La guerre des Choses
Le problème de la critique d'art en particulier et de l'écriture
sur l'art en général, se situe du départ dans
l'approche d'une définition unique de l'Art. La réponse
à la question: "Qu'est-ce qu'est l'Art?" a occasionné
l'émergence de théories diverses luttant chacune pour
obtenir la Reconnaissance et le statut du Vrai.
Ce processus relève d'un fonctionnement qui se retrouve
dans tous les champs que la pensée explore. Le schéma
selon lequel la pensée occidentale tend, par habitude plus
que millénaire, à fonctionner s'articule autour d'un
axe paradigmatique où un concept domine jusqu'à son
renversement par son contraire. Ce mouvement en balancier de la
pensée, s'il opère un changement apparent (pile et
face n'étant jamais que les deux pôles d'une même
pièce) ne s'inscrit pas dans "l'autrement", ou
plus exactement dans les "autrement". Ce schéma,
dont le terme élu vise à la suprématie, fige
la pensée - de même que les actions et les expressions
qui lui sont corrélatives - dans un rapport de force, dans
une lutte de pouvoir. La dynamique qui s'en dégage correspond
davantage à la poursuite d'un perpétuel mouvement
linéaire du "même", plutôt qu'à
l'établissement d'un faisceau de relations en expansion continue
des "divers".
Il est à constater que, retranchée derrière
l'apparence de la diversité, la pensée sur l'art tend
à se définir dans une trajectoire conforme et uniformisée.
De mouvement en mouvement, de tendance en tendance, de manifeste
en manifeste, la question de l'Art a coïncidé davantage
avec la recherche de la connaissance et de la reconnaissance. En
outre, la crise identitaire, qui l'accompagne et se décline
sous divers modes, aboutit à un cloisonnement toujours plus
obtus, plus accru des expressions et de l'expression, notamment
celle de l'art.
Mais encore, viser l'Absolu, et/ou l'Idéal, fige les champs
sur lesquels ils portent, et qui en retour leur servent de support,
dans le statut de la chose. Au-delà d'un désaccord
légitime et constructif, l'inévitable résultante
de cette propension s'articule en terme de conflits pathogènes
et destructeurs.
La chose considérée comme telle demande à
assurer son hégémonie. La nécessité
d'évacuer, de chasser l'un au profit de l'autre signe donc
une logique guerrière. Lorsque l'on considère les
révolutions qui ont émaillé l'Histoire sur
fond d'"-ismes", entre autres celle de l'Art, il n'y a
pas eu, quel que soit le Nom de la Chose, de changement véritable:
la logique de fonctionnement est indubitablement restée la
même. A l'heure contemporaine, le glissement successif de
ces jeux d'oppositions a mené en toute fin à la négation
du tout.
Remarquons que si l'Absolu est un absolutisme, prôner, comme
dans l'Esquisse pour un premier manifeste de l'affirmationnisme
d'Alain Badiou 2, le non Absolu
revient encore à forger un absolutisme. En d'autres termes,
à Monsieur Badiou, répliquons: L'Empire est mort.
Vive l'Empire!
================
**Consignes de l'exercice:**
(1) Imprimez à l'identique le passage du texte sur la critique d'art compris entre « Remarquons que si » et « L'Empire est mort. », ces deux bornes incluses.
(2) Produisez à l'identique les lignes des entrées, depuis leur première ligne jusqu'à la ligne contenant « example-input: Input: 2 xyxy=(22,318,75,330) », celle-ci incluse.
Le texte et les entrées n'ont aucun rapport entre eux.

Entrées du jeu de données de mise en page:
================
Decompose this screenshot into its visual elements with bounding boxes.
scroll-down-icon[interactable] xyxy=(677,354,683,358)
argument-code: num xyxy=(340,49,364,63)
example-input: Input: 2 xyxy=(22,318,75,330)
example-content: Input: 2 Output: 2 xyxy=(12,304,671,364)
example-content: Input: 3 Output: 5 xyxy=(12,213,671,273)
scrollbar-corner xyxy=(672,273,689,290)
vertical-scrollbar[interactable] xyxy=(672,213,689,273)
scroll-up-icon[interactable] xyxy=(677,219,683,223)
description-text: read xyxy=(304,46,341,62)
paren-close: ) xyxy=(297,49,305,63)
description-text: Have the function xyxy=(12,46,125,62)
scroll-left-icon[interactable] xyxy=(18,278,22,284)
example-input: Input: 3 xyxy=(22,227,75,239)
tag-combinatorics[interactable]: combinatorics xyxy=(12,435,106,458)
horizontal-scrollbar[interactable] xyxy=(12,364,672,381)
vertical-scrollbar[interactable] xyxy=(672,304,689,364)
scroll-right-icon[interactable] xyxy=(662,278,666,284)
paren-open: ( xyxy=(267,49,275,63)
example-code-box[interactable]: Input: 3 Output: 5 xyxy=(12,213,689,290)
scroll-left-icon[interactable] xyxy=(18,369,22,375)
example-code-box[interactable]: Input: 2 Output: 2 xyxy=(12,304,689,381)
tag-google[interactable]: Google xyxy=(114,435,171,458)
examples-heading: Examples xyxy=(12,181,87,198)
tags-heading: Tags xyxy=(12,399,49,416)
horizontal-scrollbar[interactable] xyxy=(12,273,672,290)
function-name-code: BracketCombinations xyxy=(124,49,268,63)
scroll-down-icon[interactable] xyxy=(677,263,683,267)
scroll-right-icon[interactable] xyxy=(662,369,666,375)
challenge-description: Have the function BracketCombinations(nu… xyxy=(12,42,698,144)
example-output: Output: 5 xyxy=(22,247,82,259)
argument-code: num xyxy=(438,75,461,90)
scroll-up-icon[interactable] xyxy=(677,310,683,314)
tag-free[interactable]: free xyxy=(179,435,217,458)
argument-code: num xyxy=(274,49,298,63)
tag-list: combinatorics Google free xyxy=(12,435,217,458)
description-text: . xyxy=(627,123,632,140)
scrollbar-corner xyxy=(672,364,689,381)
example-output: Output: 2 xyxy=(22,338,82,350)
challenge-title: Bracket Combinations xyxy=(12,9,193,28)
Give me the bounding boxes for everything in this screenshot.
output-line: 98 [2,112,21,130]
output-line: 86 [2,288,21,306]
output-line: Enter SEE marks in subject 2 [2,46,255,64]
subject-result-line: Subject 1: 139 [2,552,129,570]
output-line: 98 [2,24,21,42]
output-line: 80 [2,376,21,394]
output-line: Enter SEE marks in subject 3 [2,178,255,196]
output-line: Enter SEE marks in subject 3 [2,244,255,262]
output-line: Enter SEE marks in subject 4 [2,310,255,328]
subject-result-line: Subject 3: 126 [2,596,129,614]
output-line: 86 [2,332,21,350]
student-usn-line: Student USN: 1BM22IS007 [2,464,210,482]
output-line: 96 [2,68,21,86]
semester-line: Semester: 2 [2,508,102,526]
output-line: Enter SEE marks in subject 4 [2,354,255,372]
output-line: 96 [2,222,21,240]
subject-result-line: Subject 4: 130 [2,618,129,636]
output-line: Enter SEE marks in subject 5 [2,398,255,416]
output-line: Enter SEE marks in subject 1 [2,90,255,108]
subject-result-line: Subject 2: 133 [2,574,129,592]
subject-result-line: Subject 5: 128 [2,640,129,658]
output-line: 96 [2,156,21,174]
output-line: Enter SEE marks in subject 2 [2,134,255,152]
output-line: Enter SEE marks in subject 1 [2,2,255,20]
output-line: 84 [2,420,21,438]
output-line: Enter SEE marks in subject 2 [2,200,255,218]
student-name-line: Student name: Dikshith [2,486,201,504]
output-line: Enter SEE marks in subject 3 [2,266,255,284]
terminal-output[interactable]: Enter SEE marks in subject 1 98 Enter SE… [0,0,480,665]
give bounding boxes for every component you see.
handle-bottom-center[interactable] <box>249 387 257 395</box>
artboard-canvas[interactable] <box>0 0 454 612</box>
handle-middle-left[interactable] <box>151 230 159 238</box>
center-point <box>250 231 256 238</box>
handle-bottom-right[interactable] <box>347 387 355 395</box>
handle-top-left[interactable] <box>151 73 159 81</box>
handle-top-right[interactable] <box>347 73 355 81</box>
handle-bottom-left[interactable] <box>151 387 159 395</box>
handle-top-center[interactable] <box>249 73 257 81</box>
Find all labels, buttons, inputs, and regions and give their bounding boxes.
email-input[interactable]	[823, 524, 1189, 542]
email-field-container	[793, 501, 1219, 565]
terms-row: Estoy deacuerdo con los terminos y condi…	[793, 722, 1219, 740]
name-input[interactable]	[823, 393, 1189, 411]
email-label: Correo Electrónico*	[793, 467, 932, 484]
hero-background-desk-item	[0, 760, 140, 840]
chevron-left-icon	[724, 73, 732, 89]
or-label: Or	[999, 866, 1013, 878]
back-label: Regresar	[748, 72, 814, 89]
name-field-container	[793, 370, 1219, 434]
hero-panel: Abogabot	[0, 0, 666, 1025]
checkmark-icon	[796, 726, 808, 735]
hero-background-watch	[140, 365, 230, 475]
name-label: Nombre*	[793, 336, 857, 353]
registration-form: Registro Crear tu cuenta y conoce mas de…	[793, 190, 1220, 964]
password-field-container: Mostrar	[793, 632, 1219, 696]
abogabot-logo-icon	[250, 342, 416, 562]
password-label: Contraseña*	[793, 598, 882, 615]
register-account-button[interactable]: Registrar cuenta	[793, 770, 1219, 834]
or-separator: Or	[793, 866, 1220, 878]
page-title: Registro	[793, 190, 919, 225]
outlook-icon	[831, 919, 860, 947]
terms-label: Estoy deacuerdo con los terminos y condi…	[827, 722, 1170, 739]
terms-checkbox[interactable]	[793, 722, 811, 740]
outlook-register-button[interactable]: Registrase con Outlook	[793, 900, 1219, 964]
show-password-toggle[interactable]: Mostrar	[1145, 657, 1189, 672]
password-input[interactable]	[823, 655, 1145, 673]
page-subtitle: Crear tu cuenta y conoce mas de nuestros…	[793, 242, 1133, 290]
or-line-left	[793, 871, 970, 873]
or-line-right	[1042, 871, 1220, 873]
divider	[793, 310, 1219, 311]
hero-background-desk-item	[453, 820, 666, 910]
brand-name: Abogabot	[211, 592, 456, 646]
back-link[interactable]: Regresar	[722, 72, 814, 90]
================
**Exercice corrigé:**
(1)
Remarquons que si l'Absolu est un absolutisme, prôner, comme
dans l'Esquisse pour un premier manifeste de l'affirmationnisme
d'Alain Badiou 2, le non Absolu
revient encore à forger un absolutisme. En d'autres termes,
à Monsieur Badiou, répliquons: L'Empire est mort.

(2)
Decompose this screenshot into its visual elements with bounding boxes.
scroll-down-icon[interactable] xyxy=(677,354,683,358)
argument-code: num xyxy=(340,49,364,63)
example-input: Input: 2 xyxy=(22,318,75,330)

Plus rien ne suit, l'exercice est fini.